__TASK OBJECTIVE__: Each record below must be returned exactly as shown.

__RECORD EXTRACTS__:
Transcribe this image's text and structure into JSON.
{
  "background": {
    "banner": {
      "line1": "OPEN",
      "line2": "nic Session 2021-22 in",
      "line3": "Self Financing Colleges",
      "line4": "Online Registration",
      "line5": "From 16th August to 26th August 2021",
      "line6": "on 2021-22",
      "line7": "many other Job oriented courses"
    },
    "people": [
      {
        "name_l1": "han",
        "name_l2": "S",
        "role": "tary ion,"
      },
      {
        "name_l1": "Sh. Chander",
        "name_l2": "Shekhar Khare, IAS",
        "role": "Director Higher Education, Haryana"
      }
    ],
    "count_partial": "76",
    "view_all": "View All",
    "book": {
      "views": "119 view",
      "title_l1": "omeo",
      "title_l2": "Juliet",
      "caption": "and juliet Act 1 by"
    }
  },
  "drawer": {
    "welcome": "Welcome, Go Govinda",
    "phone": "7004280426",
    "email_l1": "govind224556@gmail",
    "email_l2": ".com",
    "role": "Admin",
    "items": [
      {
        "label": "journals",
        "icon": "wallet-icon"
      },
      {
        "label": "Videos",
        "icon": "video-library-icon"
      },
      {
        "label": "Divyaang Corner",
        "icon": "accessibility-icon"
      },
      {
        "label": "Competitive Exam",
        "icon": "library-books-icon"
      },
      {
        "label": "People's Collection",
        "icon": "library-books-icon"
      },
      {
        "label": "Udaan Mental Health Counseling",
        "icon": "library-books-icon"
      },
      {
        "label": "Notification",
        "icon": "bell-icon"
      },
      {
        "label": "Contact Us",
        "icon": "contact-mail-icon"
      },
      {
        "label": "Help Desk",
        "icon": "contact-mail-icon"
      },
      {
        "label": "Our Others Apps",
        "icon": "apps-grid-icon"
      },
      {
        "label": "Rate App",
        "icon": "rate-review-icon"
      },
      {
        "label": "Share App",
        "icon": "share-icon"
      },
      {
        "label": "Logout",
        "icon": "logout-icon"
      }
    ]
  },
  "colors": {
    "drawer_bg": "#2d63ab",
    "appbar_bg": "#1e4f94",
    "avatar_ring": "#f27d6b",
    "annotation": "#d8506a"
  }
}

__EXERCISE RESPONSE__:
Transcribe this image's text and structure into JSON.
{
  "background": {
    "banner": {
      "line1": "OPEN",
      "line2": "nic Session 2021-22 in",
      "line3": "Self Financing Colleges",
      "line4": "Online Registration",
      "line5": "From 16th August to 26th August 2021",
      "line6": "on 2021-22",
      "line7": "many other Job oriented courses"
    },
    "people": [
      {
        "name_l1": "han",
        "name_l2": "S",
        "role": "tary ion,"
      },
      {
        "name_l1": "Sh. Chander",
        "name_l2": "Shekhar Khare, IAS",
        "role": "Director Higher Education, Haryana"
      }
    ],
    "count_partial": "76",
    "view_all": "View All",
    "book": {
      "views": "119 view",
      "title_l1": "omeo",
      "title_l2": "Juliet",
      "caption": "and juliet Act 1 by"
    }
  },
  "drawer": {
    "welcome": "Welcome, Go Govinda",
    "phone": "7004280426",
    "email_l1": "govind224556@gmail",
    "email_l2": ".com",
    "role": "Admin",
    "items": [
      {
        "label": "journals",
        "icon": "wallet-icon"
      },
      {
        "label": "Videos",
        "icon": "video-library-icon"
      },
      {
        "label": "Divyaang Corner",
        "icon": "accessibility-icon"
      },
      {
        "label": "Competitive Exam",
        "icon": "library-books-icon"
      },
      {
        "label": "People's Collection",
        "icon": "library-books-icon"
      },
      {
        "label": "Udaan Mental Health Counseling",
        "icon": "library-books-icon"
      },
      {
        "label": "Notification",
        "icon": "bell-icon"
      },
      {
        "label": "Contact Us",
        "icon": "contact-mail-icon"
      },
      {
        "label": "Help Desk",
        "icon": "contact-mail-icon"
      },
      {
        "label": "Our Others Apps",
        "icon": "apps-grid-icon"
      },
      {
        "label": "Rate App",
        "icon": "rate-review-icon"
      },
      {
        "label": "Share App",
        "icon": "share-icon"
      },
      {
        "label": "Logout",
        "icon": "logout-icon"
      }
    ]
  },
  "colors": {
    "drawer_bg": "#2d63ab",
    "appbar_bg": "#1e4f94",
    "avatar_ring": "#f27d6b",
    "annotation": "#d8506a"
  }
}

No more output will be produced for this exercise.